* [Source passage]
+ + + +
The linear combination coefficients 608 represent a linear combination 
performed on an original set of data to obtain the data 604. Thus, they indicate the 
linear combination of the original set of data present in the data 604. 

At block 506, the sender 102 sends the multiple data packets to nodes in the 
network 110. 

At block 508, an internal node of the communication network 110 directly 
or indirectly receives the packets sent by the sender 102. The internal node may 
receive data packets directly from the sender 102 or from other, internal nodes that 
received the packets directly or indirectly from the sender 102. The internal node 
(such as the third node 206 of Fig. 4) receives the packets along edges from other 
nodes of the communication network 110 (including from the source node 102). 

In one implementation, blocks 506 and 508 may be merged or eliminated if 
the sender 102 and an internal node are co-located. In this implementation, these 
blocks are not necessary because the packets do not need to be transmitted by the 
sender 102 in that case.
+ + + +
* [Task material]
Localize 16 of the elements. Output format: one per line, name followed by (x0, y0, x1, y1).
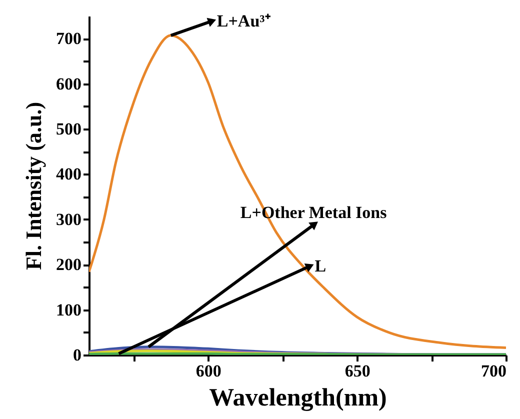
y-axis-title: Fl. Intensity (a.u.) (21, 102, 46, 270)
y-tick-label: 0 (73, 346, 82, 364)
annotation: L+Au³⁺ (216, 11, 271, 30)
y-tick-label: 700 (56, 29, 82, 48)
x-axis-title: Wavelength(nm) (209, 384, 387, 412)
y-tick-label: 500 (56, 120, 82, 138)
y-tick-label: 300 (56, 210, 82, 229)
annotation: L (314, 256, 326, 276)
y-tick-label: 200 (56, 255, 82, 274)
y-tick-label: 600 (56, 74, 82, 94)
line-series (89, 34, 506, 350)
x-tick-label: 600 (196, 362, 222, 380)
y-tick-label: 100 (56, 300, 82, 320)
x-tick-label: 700 (481, 362, 506, 380)
y-tick-label: 400 (56, 164, 82, 184)
x-tick-label: 650 (344, 362, 370, 380)
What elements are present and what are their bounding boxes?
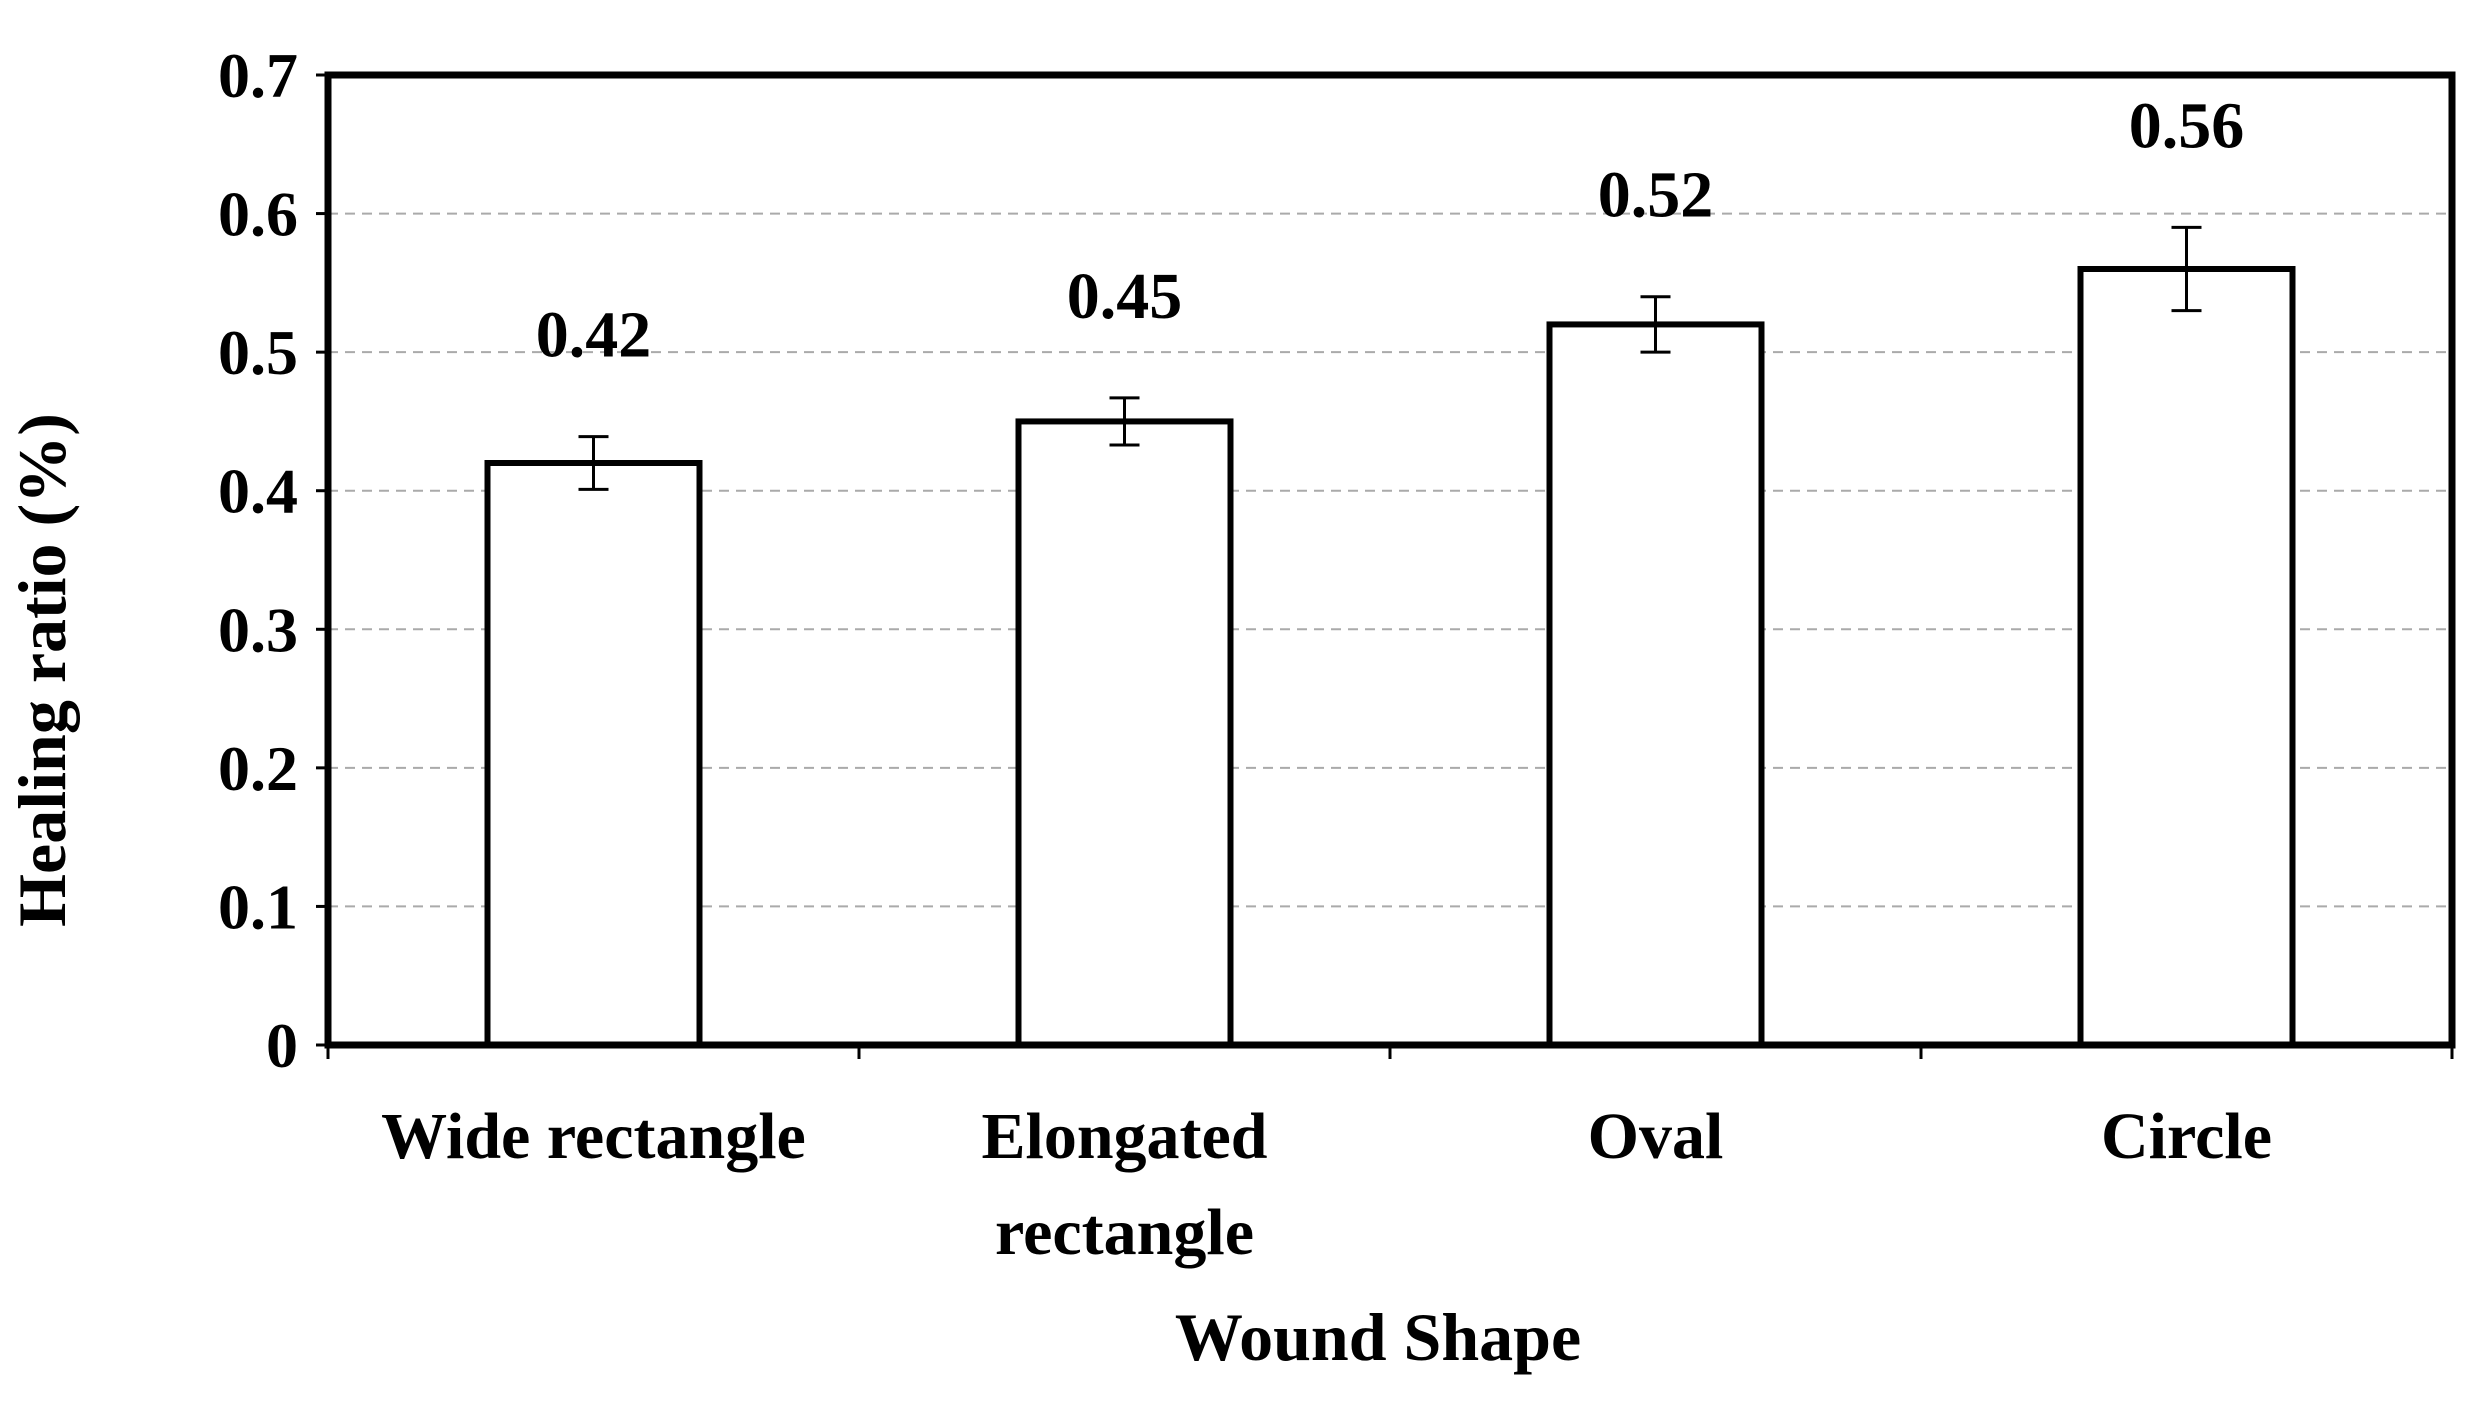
+ + + +
* [Task set]
**a.** Retype the part of the passage on sending data packets starting with "The linear combination" and going on through "network 110.".
**b.** Please echo the entries starting with their first line and going on through the line with "annotation: L+Au³⁺ (216, 11, 271, 30)", both ends included. Leave the pictures out of your answer.

* [Responses for each task]
**a.**
The linear combination coefficients 608 represent a linear combination 
performed on an original set of data to obtain the data 604. Thus, they indicate the 
linear combination of the original set of data present in the data 604. 

At block 506, the sender 102 sends the multiple data packets to nodes in the 
network 110.

**b.**
Localize 16 of the elements. Output format: one per line, name followed by (x0, y0, x1, y1).
y-axis-title: Fl. Intensity (a.u.) (21, 102, 46, 270)
y-tick-label: 0 (73, 346, 82, 364)
annotation: L+Au³⁺ (216, 11, 271, 30)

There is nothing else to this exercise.